[START The records]

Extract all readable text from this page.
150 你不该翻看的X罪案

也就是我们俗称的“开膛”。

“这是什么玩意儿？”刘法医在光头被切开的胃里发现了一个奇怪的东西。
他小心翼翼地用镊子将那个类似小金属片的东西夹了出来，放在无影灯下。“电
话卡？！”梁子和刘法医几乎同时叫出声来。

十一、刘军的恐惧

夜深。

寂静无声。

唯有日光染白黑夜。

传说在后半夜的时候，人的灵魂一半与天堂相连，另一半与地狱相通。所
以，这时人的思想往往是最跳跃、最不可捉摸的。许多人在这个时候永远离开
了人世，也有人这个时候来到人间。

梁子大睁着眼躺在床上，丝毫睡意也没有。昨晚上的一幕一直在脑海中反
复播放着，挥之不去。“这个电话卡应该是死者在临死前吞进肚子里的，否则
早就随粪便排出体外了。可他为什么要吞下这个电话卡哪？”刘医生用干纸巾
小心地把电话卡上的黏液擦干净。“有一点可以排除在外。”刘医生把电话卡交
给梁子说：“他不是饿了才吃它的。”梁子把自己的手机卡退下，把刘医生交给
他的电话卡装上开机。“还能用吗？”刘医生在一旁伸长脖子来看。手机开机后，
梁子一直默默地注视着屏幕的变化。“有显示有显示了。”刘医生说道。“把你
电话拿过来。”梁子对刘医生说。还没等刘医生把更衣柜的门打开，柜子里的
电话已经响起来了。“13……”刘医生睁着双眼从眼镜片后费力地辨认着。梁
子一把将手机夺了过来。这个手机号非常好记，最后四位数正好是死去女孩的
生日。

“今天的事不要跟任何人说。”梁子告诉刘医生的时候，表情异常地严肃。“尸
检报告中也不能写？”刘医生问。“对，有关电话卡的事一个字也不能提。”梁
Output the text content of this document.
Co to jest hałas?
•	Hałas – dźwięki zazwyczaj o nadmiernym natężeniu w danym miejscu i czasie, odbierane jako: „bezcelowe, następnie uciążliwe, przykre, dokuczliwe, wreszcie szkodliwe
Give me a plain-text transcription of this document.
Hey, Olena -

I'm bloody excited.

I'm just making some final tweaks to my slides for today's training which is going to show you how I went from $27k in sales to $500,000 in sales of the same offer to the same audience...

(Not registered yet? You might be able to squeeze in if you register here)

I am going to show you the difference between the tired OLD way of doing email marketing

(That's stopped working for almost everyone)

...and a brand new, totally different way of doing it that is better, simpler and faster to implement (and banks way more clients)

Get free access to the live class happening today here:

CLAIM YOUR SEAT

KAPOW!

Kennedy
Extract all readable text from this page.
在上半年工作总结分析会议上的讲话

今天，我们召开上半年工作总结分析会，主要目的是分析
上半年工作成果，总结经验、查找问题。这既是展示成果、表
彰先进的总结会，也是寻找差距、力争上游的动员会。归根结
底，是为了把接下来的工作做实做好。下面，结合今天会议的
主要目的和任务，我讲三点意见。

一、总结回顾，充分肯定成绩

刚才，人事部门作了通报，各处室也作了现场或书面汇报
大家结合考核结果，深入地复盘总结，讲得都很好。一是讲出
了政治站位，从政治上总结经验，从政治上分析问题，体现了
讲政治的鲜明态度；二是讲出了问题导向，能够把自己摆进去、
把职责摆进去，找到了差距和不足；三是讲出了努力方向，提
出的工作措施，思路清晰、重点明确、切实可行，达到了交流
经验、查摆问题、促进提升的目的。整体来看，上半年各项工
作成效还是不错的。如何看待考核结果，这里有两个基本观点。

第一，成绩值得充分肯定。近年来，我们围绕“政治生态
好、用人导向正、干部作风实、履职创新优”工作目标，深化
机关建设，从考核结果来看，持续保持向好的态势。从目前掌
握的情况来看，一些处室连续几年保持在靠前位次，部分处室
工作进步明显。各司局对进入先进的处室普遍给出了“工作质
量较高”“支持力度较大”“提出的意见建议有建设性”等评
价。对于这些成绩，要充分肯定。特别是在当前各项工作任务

[END The records]

Exercise> Scan the entries above for the word "doing" and collect each line holding it.

Expected output>
I am going to show you the difference between the tired OLD way of doing email marketing
...and a brand new, totally different way of doing it that is better, simpler and faster to implement (and banks way more clients)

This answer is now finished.